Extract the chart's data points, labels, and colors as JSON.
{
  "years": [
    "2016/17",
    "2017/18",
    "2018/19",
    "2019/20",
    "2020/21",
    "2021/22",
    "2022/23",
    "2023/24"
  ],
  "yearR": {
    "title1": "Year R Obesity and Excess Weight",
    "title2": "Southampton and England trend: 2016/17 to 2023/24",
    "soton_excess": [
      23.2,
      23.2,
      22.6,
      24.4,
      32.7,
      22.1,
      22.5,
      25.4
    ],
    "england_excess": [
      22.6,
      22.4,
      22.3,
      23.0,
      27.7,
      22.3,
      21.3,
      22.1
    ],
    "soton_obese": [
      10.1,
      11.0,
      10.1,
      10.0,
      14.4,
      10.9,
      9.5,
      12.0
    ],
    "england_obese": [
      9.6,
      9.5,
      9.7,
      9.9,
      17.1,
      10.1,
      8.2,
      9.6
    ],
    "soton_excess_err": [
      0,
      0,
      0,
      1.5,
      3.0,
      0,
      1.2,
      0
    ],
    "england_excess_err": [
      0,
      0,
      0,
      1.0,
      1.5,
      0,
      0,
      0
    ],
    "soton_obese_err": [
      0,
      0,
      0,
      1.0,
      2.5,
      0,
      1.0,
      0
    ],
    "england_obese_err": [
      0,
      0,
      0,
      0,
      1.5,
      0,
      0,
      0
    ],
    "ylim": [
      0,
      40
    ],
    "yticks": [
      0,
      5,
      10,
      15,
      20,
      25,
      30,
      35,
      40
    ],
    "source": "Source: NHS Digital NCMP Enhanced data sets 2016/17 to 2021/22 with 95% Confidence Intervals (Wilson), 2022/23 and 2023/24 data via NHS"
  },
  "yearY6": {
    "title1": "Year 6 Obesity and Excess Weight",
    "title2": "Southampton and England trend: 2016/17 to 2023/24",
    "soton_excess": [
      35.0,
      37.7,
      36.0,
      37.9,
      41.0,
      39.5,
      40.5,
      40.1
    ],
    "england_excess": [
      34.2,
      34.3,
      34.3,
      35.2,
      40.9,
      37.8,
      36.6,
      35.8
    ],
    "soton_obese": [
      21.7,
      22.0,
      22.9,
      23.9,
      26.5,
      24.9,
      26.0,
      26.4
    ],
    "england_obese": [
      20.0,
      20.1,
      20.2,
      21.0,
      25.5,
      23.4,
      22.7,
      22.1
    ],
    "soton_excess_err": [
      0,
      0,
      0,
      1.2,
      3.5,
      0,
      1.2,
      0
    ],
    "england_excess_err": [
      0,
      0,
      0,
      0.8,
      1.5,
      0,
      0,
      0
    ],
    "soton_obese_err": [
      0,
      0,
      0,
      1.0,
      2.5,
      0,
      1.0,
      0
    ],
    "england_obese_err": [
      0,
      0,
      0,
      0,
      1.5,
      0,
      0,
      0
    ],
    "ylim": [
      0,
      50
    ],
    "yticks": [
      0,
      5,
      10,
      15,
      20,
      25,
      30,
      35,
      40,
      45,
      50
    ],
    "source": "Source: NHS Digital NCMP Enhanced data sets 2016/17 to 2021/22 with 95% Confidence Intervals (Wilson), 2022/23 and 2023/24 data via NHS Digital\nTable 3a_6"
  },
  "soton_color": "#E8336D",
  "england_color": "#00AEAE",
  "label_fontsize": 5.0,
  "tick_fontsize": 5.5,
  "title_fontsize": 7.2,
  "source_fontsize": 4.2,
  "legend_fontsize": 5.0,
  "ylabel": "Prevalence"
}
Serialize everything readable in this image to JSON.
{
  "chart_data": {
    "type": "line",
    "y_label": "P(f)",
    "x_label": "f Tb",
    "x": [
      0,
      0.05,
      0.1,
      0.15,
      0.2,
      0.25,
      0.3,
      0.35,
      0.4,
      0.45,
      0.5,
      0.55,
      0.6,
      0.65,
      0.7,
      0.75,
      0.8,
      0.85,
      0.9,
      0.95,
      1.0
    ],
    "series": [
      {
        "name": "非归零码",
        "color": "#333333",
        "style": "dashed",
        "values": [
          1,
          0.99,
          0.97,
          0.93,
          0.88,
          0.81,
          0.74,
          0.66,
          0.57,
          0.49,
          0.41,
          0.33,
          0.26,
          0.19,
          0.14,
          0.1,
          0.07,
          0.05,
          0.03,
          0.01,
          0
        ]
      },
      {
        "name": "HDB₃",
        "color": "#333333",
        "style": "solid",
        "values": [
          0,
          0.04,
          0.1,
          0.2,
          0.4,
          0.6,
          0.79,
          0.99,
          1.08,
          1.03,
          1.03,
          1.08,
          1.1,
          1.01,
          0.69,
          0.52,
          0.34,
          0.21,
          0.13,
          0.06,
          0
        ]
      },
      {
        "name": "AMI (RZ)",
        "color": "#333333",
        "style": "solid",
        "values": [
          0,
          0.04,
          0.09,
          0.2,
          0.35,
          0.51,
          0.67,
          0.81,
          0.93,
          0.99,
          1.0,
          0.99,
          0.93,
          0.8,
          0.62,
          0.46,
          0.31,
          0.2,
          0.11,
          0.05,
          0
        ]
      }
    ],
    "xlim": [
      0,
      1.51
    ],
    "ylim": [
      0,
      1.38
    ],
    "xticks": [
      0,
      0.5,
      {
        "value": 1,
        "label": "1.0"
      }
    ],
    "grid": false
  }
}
...
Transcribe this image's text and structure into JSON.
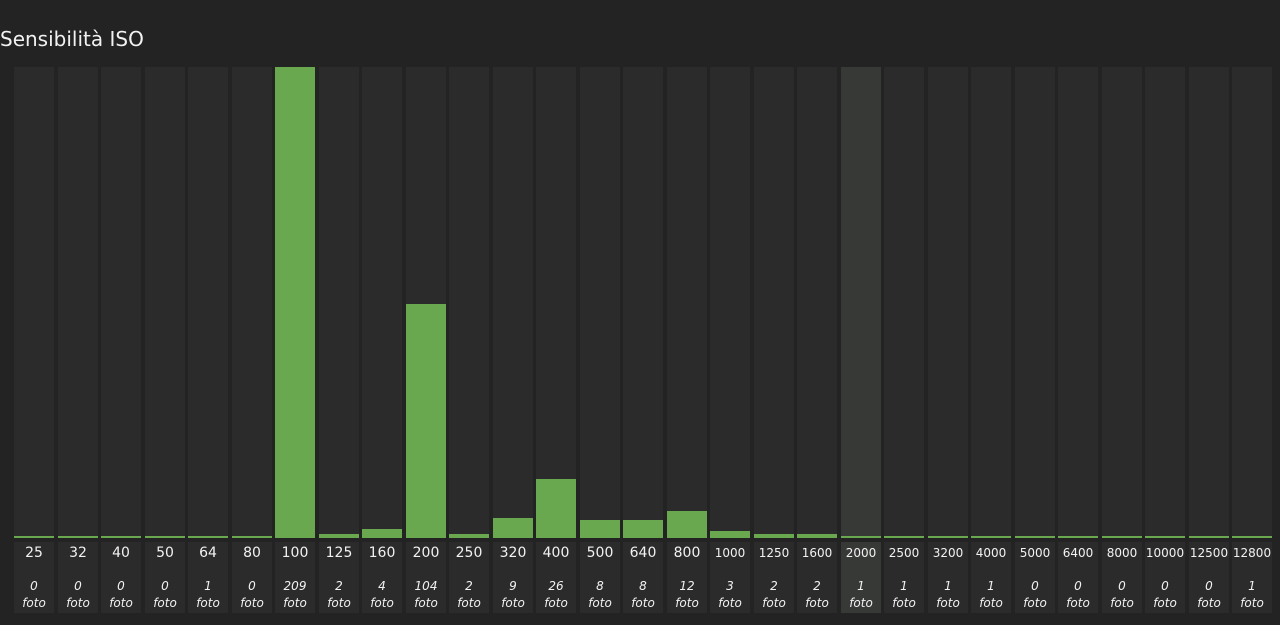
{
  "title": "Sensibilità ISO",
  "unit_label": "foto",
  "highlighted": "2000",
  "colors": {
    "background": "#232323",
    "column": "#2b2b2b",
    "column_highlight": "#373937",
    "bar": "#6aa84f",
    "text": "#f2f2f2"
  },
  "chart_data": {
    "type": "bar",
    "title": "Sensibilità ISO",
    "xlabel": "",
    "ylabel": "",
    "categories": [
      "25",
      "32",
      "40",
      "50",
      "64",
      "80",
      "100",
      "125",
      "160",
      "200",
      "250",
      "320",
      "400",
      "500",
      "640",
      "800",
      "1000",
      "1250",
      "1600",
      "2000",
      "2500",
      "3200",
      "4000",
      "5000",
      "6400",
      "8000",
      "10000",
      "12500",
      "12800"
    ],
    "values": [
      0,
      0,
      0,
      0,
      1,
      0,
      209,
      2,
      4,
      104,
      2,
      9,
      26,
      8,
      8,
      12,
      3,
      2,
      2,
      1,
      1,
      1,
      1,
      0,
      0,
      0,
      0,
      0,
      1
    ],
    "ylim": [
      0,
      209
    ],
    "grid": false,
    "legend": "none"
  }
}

_WORK TO DO:_
Find every line of the data that holds the string "Enhanced", then say how many there are and nothing else.

_FULL RESPONSE:_
2